PROBLEM DESCRIPTION: Return each entry exactly, omitting nothing.

──────── PROVIDED DATA ────────

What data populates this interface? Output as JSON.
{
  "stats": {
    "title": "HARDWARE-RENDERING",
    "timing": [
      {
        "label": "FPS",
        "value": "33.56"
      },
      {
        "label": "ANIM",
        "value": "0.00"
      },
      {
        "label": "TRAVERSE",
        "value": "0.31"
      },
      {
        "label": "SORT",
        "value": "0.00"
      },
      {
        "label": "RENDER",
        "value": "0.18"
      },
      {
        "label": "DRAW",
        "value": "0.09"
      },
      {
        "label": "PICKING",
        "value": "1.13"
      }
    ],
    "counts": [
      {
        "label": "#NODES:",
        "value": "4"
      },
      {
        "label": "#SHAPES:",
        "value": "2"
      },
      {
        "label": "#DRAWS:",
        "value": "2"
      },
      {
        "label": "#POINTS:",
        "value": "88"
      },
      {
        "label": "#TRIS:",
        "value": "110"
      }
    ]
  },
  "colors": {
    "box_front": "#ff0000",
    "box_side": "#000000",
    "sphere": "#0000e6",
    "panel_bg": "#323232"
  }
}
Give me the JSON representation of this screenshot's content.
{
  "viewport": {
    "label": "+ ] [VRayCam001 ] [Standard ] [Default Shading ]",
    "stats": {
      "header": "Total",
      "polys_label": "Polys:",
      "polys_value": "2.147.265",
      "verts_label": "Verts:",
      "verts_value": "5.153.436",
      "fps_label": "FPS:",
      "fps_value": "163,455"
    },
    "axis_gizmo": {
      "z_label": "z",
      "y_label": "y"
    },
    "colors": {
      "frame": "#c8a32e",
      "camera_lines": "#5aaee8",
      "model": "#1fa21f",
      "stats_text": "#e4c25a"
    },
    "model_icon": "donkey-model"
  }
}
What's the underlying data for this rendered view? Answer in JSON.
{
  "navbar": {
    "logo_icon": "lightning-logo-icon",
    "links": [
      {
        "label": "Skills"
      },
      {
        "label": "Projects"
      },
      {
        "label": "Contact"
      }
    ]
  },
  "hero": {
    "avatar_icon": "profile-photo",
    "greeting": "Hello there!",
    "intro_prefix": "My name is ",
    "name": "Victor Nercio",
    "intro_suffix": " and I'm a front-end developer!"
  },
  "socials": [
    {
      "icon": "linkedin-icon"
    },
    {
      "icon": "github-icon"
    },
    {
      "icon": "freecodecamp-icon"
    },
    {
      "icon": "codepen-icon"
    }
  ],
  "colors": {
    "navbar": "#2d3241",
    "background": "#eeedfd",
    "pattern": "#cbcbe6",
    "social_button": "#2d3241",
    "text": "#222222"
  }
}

────────

WRITTEN REPLY:
What data populates this interface? Output as JSON.
{
  "stats": {
    "title": "HARDWARE-RENDERING",
    "timing": [
      {
        "label": "FPS",
        "value": "33.56"
      },
      {
        "label": "ANIM",
        "value": "0.00"
      },
      {
        "label": "TRAVERSE",
        "value": "0.31"
      },
      {
        "label": "SORT",
        "value": "0.00"
      },
      {
        "label": "RENDER",
        "value": "0.18"
      },
      {
        "label": "DRAW",
        "value": "0.09"
      },
      {
        "label": "PICKING",
        "value": "1.13"
      }
    ],
    "counts": [
      {
        "label": "#NODES:",
        "value": "4"
      },
      {
        "label": "#SHAPES:",
        "value": "2"
      },
      {
        "label": "#DRAWS:",
        "value": "2"
      },
      {
        "label": "#POINTS:",
        "value": "88"
      },
      {
        "label": "#TRIS:",
        "value": "110"
      }
    ]
  },
  "colors": {
    "box_front": "#ff0000",
    "box_side": "#000000",
    "sphere": "#0000e6",
    "panel_bg": "#323232"
  }
}
Give me the JSON representation of this screenshot's content.
{
  "viewport": {
    "label": "+ ] [VRayCam001 ] [Standard ] [Default Shading ]",
    "stats": {
      "header": "Total",
      "polys_label": "Polys:",
      "polys_value": "2.147.265",
      "verts_label": "Verts:",
      "verts_value": "5.153.436",
      "fps_label": "FPS:",
      "fps_value": "163,455"
    },
    "axis_gizmo": {
      "z_label": "z",
      "y_label": "y"
    },
    "colors": {
      "frame": "#c8a32e",
      "camera_lines": "#5aaee8",
      "model": "#1fa21f",
      "stats_text": "#e4c25a"
    },
    "model_icon": "donkey-model"
  }
}
What's the underlying data for this rendered view? Answer in JSON.
{
  "navbar": {
    "logo_icon": "lightning-logo-icon",
    "links": [
      {
        "label": "Skills"
      },
      {
        "label": "Projects"
      },
      {
        "label": "Contact"
      }
    ]
  },
  "hero": {
    "avatar_icon": "profile-photo",
    "greeting": "Hello there!",
    "intro_prefix": "My name is ",
    "name": "Victor Nercio",
    "intro_suffix": " and I'm a front-end developer!"
  },
  "socials": [
    {
      "icon": "linkedin-icon"
    },
    {
      "icon": "github-icon"
    },
    {
      "icon": "freecodecamp-icon"
    },
    {
      "icon": "codepen-icon"
    }
  ],
  "colors": {
    "navbar": "#2d3241",
    "background": "#eeedfd",
    "pattern": "#cbcbe6",
    "social_button": "#2d3241",
    "text": "#222222"
  }
}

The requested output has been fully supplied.